PROMPT:
Lift out all lines below that contain "broccoli".

(Data records)

----------

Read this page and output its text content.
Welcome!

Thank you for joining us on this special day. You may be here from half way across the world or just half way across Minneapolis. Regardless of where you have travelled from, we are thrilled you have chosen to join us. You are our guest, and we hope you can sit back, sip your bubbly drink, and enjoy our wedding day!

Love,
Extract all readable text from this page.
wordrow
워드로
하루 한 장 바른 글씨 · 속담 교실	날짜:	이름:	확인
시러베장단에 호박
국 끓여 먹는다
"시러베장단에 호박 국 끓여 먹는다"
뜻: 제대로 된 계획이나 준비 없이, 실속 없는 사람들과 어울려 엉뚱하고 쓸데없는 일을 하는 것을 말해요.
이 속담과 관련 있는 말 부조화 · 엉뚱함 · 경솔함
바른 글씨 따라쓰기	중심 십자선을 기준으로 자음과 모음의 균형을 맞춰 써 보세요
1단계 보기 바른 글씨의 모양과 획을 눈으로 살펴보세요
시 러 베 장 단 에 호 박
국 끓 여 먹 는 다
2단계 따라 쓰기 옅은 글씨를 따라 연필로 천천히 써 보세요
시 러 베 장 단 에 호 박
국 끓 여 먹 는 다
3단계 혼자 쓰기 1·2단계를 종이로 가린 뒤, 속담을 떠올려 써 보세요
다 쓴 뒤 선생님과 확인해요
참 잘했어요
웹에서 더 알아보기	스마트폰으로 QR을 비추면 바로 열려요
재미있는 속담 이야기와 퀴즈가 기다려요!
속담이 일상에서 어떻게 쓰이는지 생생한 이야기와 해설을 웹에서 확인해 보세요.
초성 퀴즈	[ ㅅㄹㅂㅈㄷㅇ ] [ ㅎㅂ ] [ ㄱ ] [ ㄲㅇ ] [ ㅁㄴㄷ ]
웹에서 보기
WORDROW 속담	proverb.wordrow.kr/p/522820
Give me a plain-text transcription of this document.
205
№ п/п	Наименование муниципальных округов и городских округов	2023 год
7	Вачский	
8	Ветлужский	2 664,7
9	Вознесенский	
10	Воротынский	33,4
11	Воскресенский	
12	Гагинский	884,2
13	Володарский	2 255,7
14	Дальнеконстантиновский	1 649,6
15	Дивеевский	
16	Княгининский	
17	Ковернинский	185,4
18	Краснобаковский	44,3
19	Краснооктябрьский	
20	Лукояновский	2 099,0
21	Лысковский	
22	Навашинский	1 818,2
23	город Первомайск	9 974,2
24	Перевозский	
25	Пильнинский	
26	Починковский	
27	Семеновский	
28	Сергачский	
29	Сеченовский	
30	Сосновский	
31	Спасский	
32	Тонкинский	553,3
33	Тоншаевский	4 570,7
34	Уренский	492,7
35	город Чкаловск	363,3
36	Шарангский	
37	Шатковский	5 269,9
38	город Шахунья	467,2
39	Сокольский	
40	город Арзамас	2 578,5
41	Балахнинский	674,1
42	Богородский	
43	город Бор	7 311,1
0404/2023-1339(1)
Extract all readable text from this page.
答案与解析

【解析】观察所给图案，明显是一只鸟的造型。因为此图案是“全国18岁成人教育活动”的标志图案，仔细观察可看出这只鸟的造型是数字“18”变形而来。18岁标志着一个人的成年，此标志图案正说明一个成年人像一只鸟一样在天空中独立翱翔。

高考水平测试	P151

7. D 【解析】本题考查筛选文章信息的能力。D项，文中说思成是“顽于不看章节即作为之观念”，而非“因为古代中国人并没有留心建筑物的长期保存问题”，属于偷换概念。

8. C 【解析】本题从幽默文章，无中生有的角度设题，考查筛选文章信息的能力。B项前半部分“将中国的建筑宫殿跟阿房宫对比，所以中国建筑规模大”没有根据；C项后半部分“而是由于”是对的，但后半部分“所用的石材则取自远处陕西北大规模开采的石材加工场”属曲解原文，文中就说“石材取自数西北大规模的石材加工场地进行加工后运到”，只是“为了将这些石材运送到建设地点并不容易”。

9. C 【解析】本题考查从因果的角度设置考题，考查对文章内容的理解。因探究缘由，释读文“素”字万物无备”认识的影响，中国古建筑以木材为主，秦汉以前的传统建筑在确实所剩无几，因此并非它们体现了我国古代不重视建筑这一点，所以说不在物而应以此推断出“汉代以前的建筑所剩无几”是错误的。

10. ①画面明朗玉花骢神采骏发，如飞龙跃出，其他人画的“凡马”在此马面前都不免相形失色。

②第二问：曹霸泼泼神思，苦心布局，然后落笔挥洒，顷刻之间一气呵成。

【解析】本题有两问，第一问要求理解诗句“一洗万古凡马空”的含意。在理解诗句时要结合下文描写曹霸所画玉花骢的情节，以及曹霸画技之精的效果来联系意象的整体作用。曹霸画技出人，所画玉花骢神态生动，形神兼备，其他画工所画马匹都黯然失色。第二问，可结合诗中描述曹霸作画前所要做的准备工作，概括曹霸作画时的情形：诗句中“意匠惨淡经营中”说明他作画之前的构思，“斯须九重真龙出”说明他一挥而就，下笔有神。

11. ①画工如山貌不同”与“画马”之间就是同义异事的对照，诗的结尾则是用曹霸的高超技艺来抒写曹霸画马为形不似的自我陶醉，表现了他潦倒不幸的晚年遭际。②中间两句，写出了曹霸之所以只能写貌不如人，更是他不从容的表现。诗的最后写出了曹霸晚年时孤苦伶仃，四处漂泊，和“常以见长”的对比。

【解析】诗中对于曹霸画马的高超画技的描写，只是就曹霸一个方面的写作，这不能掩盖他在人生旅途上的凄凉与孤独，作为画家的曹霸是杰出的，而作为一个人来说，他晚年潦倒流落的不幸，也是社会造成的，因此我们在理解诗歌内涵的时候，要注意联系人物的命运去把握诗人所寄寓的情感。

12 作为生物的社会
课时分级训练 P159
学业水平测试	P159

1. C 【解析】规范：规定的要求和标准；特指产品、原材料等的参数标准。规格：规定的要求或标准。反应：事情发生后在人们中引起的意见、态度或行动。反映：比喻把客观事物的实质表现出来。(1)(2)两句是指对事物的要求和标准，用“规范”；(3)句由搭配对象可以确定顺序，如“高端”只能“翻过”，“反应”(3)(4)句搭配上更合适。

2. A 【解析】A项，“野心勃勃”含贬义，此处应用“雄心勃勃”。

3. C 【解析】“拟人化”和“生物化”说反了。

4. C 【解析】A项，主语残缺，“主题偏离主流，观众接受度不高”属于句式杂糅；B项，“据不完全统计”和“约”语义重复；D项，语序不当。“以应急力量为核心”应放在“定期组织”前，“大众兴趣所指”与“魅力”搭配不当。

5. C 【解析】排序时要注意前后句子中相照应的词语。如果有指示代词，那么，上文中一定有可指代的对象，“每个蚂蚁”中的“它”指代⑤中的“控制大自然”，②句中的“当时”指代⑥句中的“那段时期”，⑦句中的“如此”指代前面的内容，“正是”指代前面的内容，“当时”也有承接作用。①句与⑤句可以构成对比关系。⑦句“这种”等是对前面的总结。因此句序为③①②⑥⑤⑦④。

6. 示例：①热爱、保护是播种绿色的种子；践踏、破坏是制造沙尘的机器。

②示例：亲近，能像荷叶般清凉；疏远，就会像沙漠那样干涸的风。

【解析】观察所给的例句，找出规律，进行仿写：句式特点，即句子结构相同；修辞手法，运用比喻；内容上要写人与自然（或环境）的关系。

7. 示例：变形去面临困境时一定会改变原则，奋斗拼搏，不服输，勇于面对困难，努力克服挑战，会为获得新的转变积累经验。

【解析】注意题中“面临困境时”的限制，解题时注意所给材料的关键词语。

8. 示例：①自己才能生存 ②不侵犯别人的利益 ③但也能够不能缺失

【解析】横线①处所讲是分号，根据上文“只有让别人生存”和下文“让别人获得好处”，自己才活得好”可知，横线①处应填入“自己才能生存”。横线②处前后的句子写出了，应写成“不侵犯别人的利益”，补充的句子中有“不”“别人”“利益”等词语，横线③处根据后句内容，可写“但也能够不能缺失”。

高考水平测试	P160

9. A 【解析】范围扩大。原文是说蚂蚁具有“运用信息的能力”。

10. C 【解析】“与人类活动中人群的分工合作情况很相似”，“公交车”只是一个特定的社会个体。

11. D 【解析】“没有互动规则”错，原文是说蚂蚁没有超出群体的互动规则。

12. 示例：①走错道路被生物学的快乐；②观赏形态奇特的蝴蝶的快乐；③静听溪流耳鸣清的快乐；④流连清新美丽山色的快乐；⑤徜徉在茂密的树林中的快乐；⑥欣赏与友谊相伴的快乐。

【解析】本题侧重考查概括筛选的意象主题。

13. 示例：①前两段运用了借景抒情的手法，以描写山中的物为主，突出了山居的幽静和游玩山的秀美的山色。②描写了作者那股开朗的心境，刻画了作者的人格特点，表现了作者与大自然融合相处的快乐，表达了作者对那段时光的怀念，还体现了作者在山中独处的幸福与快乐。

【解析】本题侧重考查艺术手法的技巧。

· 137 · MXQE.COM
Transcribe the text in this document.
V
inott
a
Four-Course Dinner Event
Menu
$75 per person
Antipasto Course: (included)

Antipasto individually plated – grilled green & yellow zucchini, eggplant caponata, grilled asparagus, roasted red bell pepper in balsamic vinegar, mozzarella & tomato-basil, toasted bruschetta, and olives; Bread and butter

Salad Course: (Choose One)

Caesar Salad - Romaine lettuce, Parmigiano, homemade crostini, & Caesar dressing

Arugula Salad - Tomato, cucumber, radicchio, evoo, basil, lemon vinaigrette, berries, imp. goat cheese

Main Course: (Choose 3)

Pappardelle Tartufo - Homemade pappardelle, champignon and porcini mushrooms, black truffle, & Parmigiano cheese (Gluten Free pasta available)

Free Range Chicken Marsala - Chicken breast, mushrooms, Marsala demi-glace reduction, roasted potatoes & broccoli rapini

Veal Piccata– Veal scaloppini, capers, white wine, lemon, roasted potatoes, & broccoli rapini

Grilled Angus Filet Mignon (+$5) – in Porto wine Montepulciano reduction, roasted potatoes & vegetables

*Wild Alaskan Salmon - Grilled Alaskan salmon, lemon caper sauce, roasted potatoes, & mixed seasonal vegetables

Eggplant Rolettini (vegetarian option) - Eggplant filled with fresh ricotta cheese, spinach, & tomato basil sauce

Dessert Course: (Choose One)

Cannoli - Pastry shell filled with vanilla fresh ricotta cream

----------

RESULT OF THIS TASK:
Free Range Chicken Marsala - Chicken breast, mushrooms, Marsala demi-glace reduction, roasted potatoes & broccoli rapini
Veal Piccata– Veal scaloppini, capers, white wine, lemon, roasted potatoes, & broccoli rapini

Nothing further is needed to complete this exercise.